__What is expected__. Examine each line of the data. Copy those that contain the string "ответственности".

• • •

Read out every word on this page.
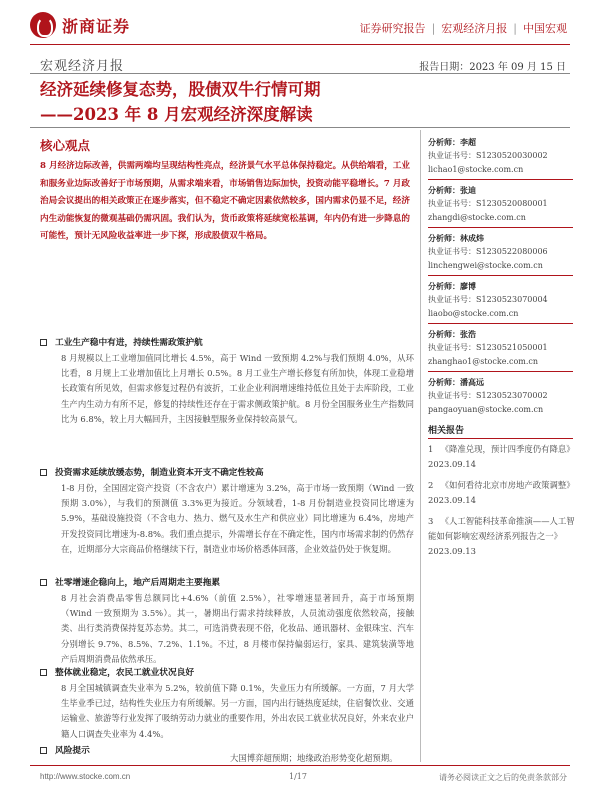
浙商证券	证券研究报告 | 宏观经济月报 | 中国宏观
宏观经济月报	报告日期：2023 年 09 月 15 日
经济延续修复态势，股债双牛行情可期
——2023 年 8 月宏观经济深度解读
核心观点
8 月经济边际改善，供需两端均呈现结构性亮点，经济景气水平总体保持稳定。从供给端看，工业和服务业边际改善好于市场预期，从需求端来看，市场销售边际加快，投资动能平稳增长。7 月政治局会议提出的相关政策正在逐步落实，但不稳定不确定因素依然较多，国内需求仍显不足，经济内生动能恢复的微观基础仍需巩固。我们认为，货币政策将延续宽松基调，年内仍有进一步降息的可能性，预计无风险收益率进一步下探，形成股债双牛格局。
工业生产稳中有进，持续性需政策护航
8 月规模以上工业增加值同比增长 4.5%，高于 Wind 一致预期 4.2%与我们预期 4.0%，从环比看，8 月规上工业增加值比上月增长 0.5%。8 月工业生产增长修复有所加快，体现工业稳增长政策有所见效，但需求修复过程仍有波折，工业企业利润增速维持低位且处于去库阶段，工业生产内生动力有所不足，修复的持续性还存在于需求侧政策护航。8 月份全国服务业生产指数同比为 6.8%，较上月大幅回升，主因接触型服务业保持较高景气。
投资需求延续放缓态势，制造业资本开支不确定性较高
1-8 月份，全国固定资产投资（不含农户）累计增速为 3.2%，高于市场一致预期（Wind 一致预期 3.0%），与我们的预测值 3.3%更为接近。分领域看，1-8 月份制造业投资同比增速为 5.9%，基础设施投资（不含电力、热力、燃气及水生产和供应业）同比增速为 6.4%，房地产开发投资同比增速为-8.8%。我们重点提示，外需增长存在不确定性，国内市场需求制约仍然存在，近期部分大宗商品价格继续下行，制造业市场价格悉体回落，企业效益仍处于恢复期。
社零增速企稳向上，地产后周期走主要拖累
8 月社会消费品零售总额同比+4.6%（前值 2.5%），社零增速显著回升，高于市场预期（Wind 一致预期为 3.5%）。其一，暑期出行需求持续释放，人员流动强度依然较高，接触类、出行类消费保持复苏态势。其二，可选消费表现不俗，化妆品、通讯器材、金银珠宝、汽车分别增长 9.7%、8.5%、7.2%、1.1%。不过，8 月楼市保持偏弱运行，家具、建筑装潢等地产后周期消费品依然承压。
整体就业稳定，农民工就业状况良好
8 月全国城镇调查失业率为 5.2%，较前值下降 0.1%，失业压力有所缓解。一方面，7 月大学生毕业季已过，结构性失业压力有所缓解。另一方面，国内出行链热度延续，住宿餐饮业、交通运输业、旅游等行业发挥了吸纳劳动力就业的重要作用，外出农民工就业状况良好，外来农业户籍人口调查失业率为 4.4%。
风险提示
大国博弈超预期；地缘政治形势变化超预期。
分析师：李超
执业证书号：S1230520030002
lichao1@stocke.com.cn
分析师：张迪
执业证书号：S1230520080001
zhangdi@stocke.com.cn
分析师：林成炜
执业证书号：S1230522080006
linchengwei@stocke.com.cn
分析师：廖博
执业证书号：S1230523070004
liaobo@stocke.com.cn
分析师：张浩
执业证书号：S1230521050001
zhanghao1@stocke.com.cn
分析师：潘高远
执业证书号：S1230523070002
pangaoyuan@stocke.com.cn
相关报告
1 《降准兑现，预计四季度仍有降息》 2023.09.14
2 《如何看待北京市房地产政策调整》2023.09.14
3 《人工智能科技革命推演——人工智能如何影响宏观经济系列报告之一》 2023.09.13
http://www.stocke.com.cn	1/17	请务必阅读正文之后的免责条款部分
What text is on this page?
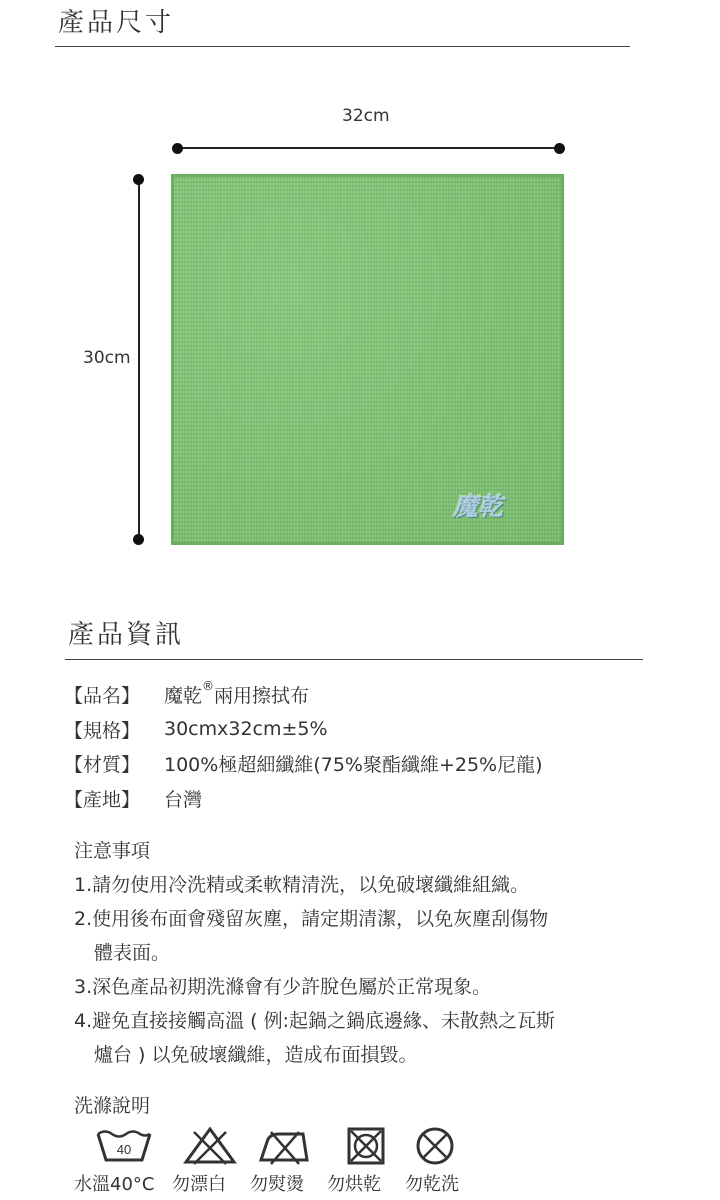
產品尺寸
32cm
30cm
魔乾
產品資訊
【品名】	魔乾®兩用擦拭布
【規格】	30cmx32cm±5%
【材質】	100%極超細纖維(75%聚酯纖維+25%尼龍)
【產地】	台灣
注意事項
1.請勿使用冷洗精或柔軟精清洗，以免破壞纖維組織。
2.使用後布面會殘留灰塵，請定期清潔，以免灰塵刮傷物
體表面。
3.深色產品初期洗滌會有少許脫色屬於正常現象。
4.避免直接接觸高溫 ( 例:起鍋之鍋底邊緣、未散熱之瓦斯
爐台 ) 以免破壞纖維，造成布面損毀。
洗滌說明
40
水溫40°C 勿漂白 勿熨燙 勿烘乾 勿乾洗
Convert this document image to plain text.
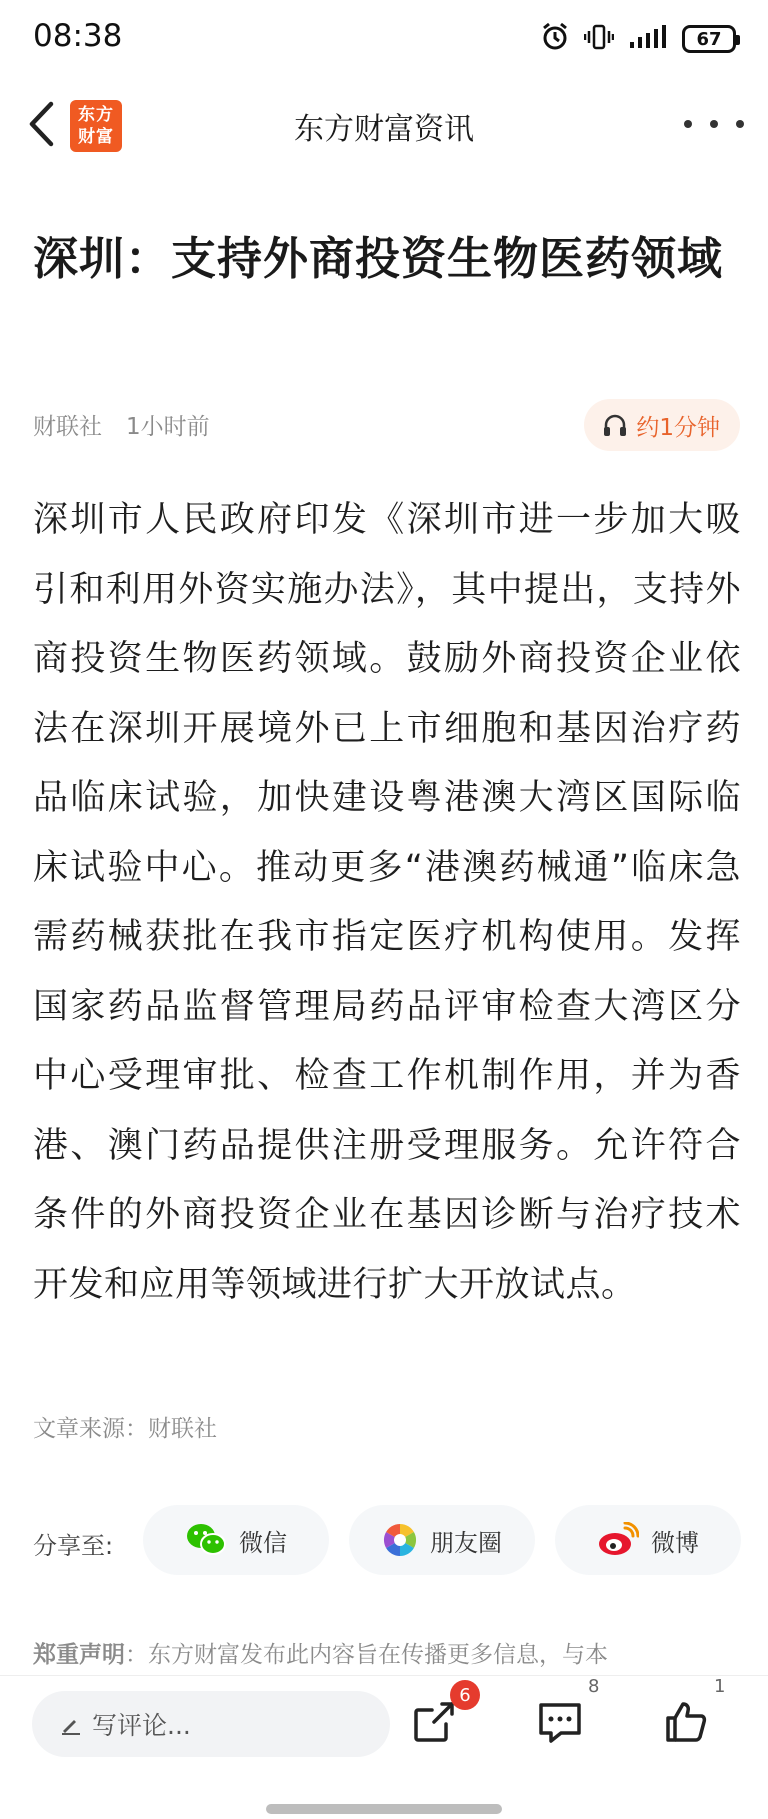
08:38	67
东方
财富	东方财富资讯
深圳：支持外商投资生物医药领域
财联社 1小时前	约1分钟
深圳市人民政府印发《深圳市进一步加大吸引和利用外资实施办法》，其中提出，支持外商投资生物医药领域。鼓励外商投资企业依法在深圳开展境外已上市细胞和基因治疗药品临床试验，加快建设粤港澳大湾区国际临床试验中心。推动更多“港澳药械通”临床急需药械获批在我市指定医疗机构使用。发挥国家药品监督管理局药品评审检查大湾区分中心受理审批、检查工作机制作用，并为香港、澳门药品提供注册受理服务。允许符合条件的外商投资企业在基因诊断与治疗技术开发和应用等领域进行扩大开放试点。
文章来源：财联社
分享至:	微信	朋友圈	微博
郑重声明：东方财富发布此内容旨在传播更多信息，与本
写评论...
6	8	1
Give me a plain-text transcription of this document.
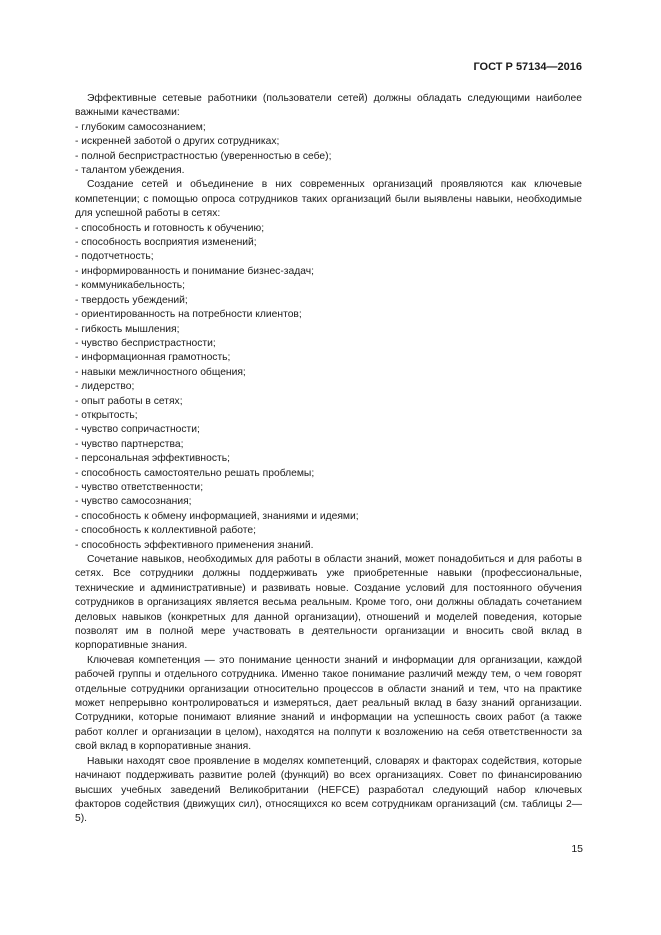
ГОСТ Р 57134—2016

Эффективные сетевые работники (пользователи сетей) должны обладать следующими наиболее важными качествами:

- глубоким самосознанием;
- искренней заботой о других сотрудниках;
- полной беспристрастностью (уверенностью в себе);
- талантом убеждения.

Создание сетей и объединение в них современных организаций проявляются как ключевые компетенции; с помощью опроса сотрудников таких организаций были выявлены навыки, необходимые для успешной работы в сетях:

- способность и готовность к обучению;
- способность восприятия изменений;
- подотчетность;
- информированность и понимание бизнес-задач;
- коммуникабельность;
- твердость убеждений;
- ориентированность на потребности клиентов;
- гибкость мышления;
- чувство беспристрастности;
- информационная грамотность;
- навыки межличностного общения;
- лидерство;
- опыт работы в сетях;
- открытость;
- чувство сопричастности;
- чувство партнерства;
- персональная эффективность;
- способность самостоятельно решать проблемы;
- чувство ответственности;
- чувство самосознания;
- способность к обмену информацией, знаниями и идеями;
- способность к коллективной работе;
- способность эффективного применения знаний.

Сочетание навыков, необходимых для работы в области знаний, может понадобиться и для работы в сетях. Все сотрудники должны поддерживать уже приобретенные навыки (профессиональные, технические и административные) и развивать новые. Создание условий для постоянного обучения сотрудников в организациях является весьма реальным. Кроме того, они должны обладать сочетанием деловых навыков (конкретных для данной организации), отношений и моделей поведения, которые позволят им в полной мере участвовать в деятельности организации и вносить свой вклад в корпоративные знания.

Ключевая компетенция — это понимание ценности знаний и информации для организации, каждой рабочей группы и отдельного сотрудника. Именно такое понимание различий между тем, о чем говорят отдельные сотрудники организации относительно процессов в области знаний и тем, что на практике может непрерывно контролироваться и измеряться, дает реальный вклад в базу знаний организации. Сотрудники, которые понимают влияние знаний и информации на успешность своих работ (а также работ коллег и организации в целом), находятся на полпути к возложению на себя ответственности за свой вклад в корпоративные знания.

Навыки находят свое проявление в моделях компетенций, словарях и факторах содействия, которые начинают поддерживать развитие ролей (функций) во всех организациях. Совет по финансированию высших учебных заведений Великобритании (HEFCE) разработал следующий набор ключевых факторов содействия (движущих сил), относящихся ко всем сотрудникам организаций (см. таблицы 2—5).

15
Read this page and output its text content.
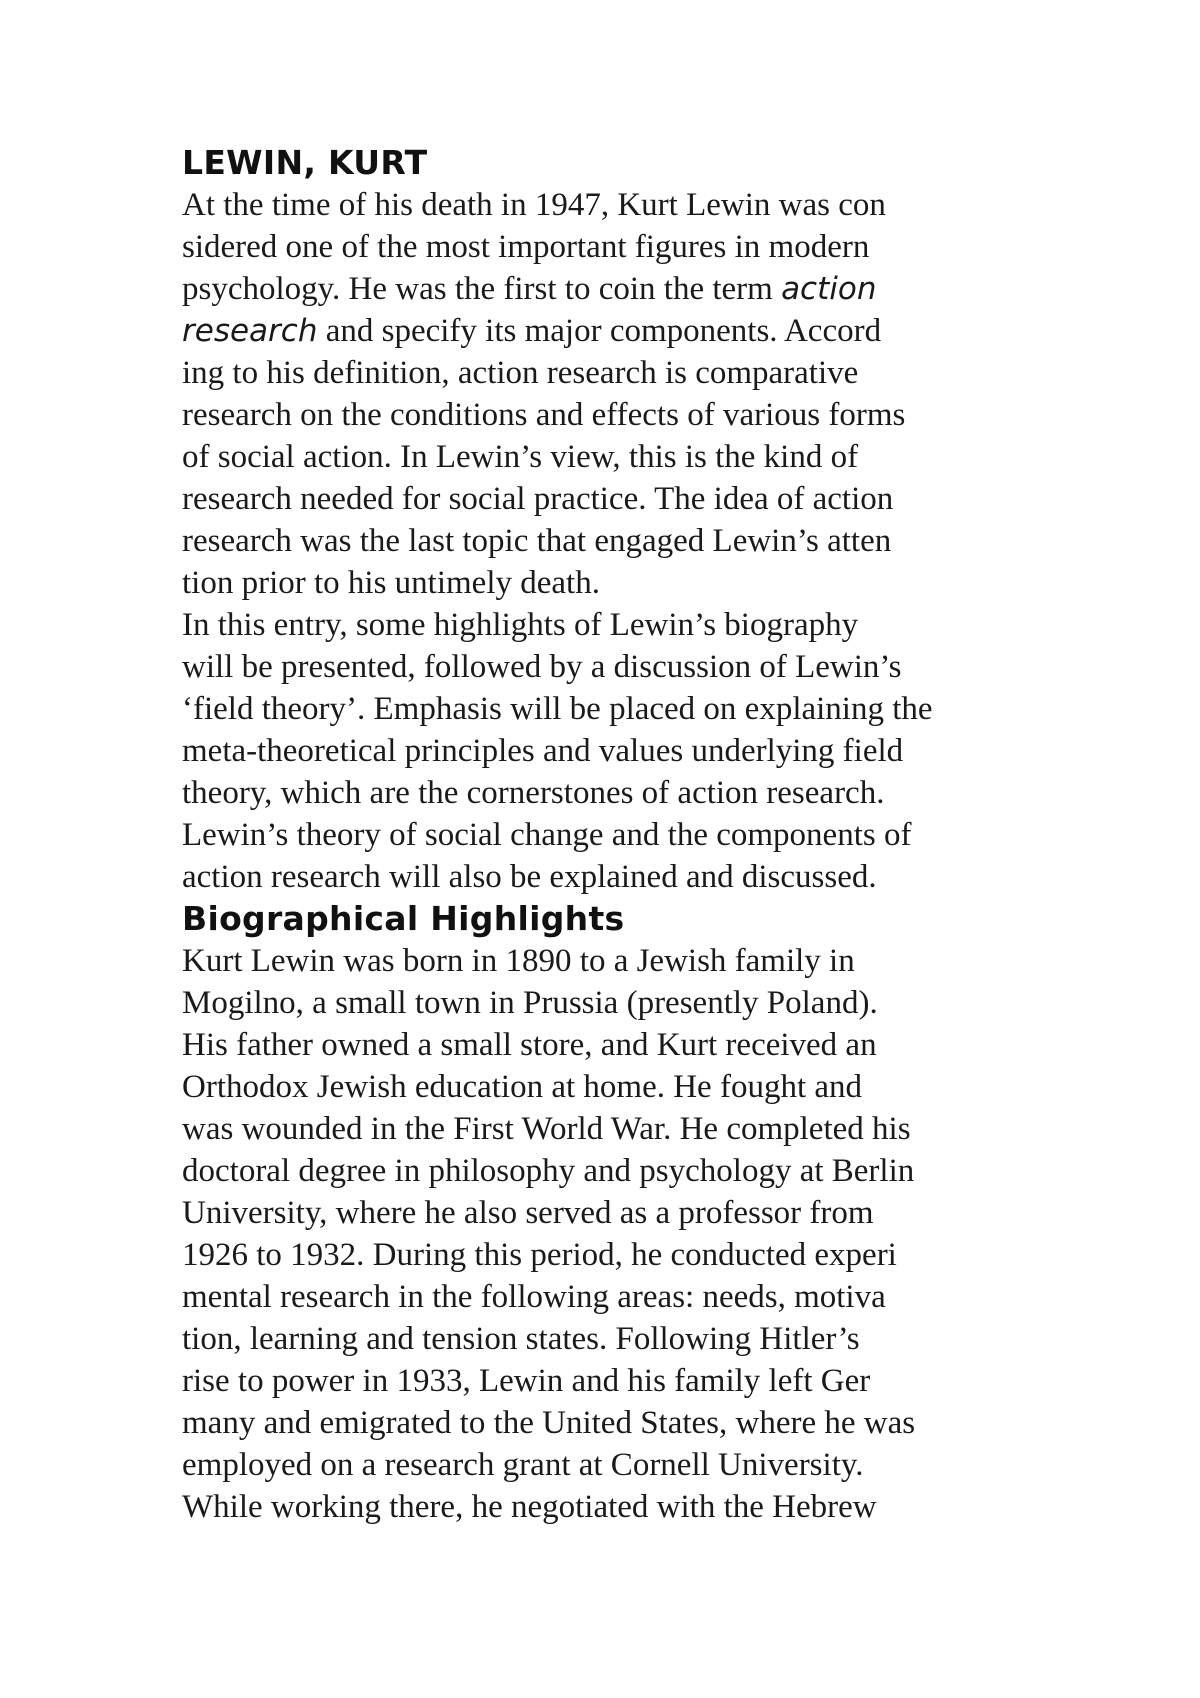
LEWIN, KURT

At the time of his death in 1947, Kurt Lewin was con

sidered one of the most important figures in modern

psychology. He was the first to coin the term action

research and specify its major components. Accord

ing to his definition, action research is comparative

research on the conditions and effects of various forms

of social action. In Lewin’s view, this is the kind of

research needed for social practice. The idea of action

research was the last topic that engaged Lewin’s atten

tion prior to his untimely death.

In this entry, some highlights of Lewin’s biography

will be presented, followed by a discussion of Lewin’s

‘field theory’. Emphasis will be placed on explaining the

meta-theoretical principles and values underlying field

theory, which are the cornerstones of action research.

Lewin’s theory of social change and the components of

action research will also be explained and discussed.

Biographical Highlights

Kurt Lewin was born in 1890 to a Jewish family in

Mogilno, a small town in Prussia (presently Poland).

His father owned a small store, and Kurt received an

Orthodox Jewish education at home. He fought and

was wounded in the First World War. He completed his

doctoral degree in philosophy and psychology at Berlin

University, where he also served as a professor from

1926 to 1932. During this period, he conducted experi

mental research in the following areas: needs, motiva

tion, learning and tension states. Following Hitler’s

rise to power in 1933, Lewin and his family left Ger

many and emigrated to the United States, where he was

employed on a research grant at Cornell University.

While working there, he negotiated with the Hebrew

• • •

__Solved exercise__.
- чувство ответственности;
Ключевая компетенция — это понимание ценности знаний и информации для организации, каждой рабочей группы и отдельного сотрудника. Именно такое понимание различий между тем, о чем говорят отдельные сотрудники организации относительно процессов в области знаний и тем, что на практике может непрерывно контролироваться и измеряться, дает реальный вклад в базу знаний организации. Сотрудники, которые понимают влияние знаний и информации на успешность своих работ (а также работ коллег и организации в целом), находятся на полпути к возложению на себя ответственности за свой вклад в корпоративные знания.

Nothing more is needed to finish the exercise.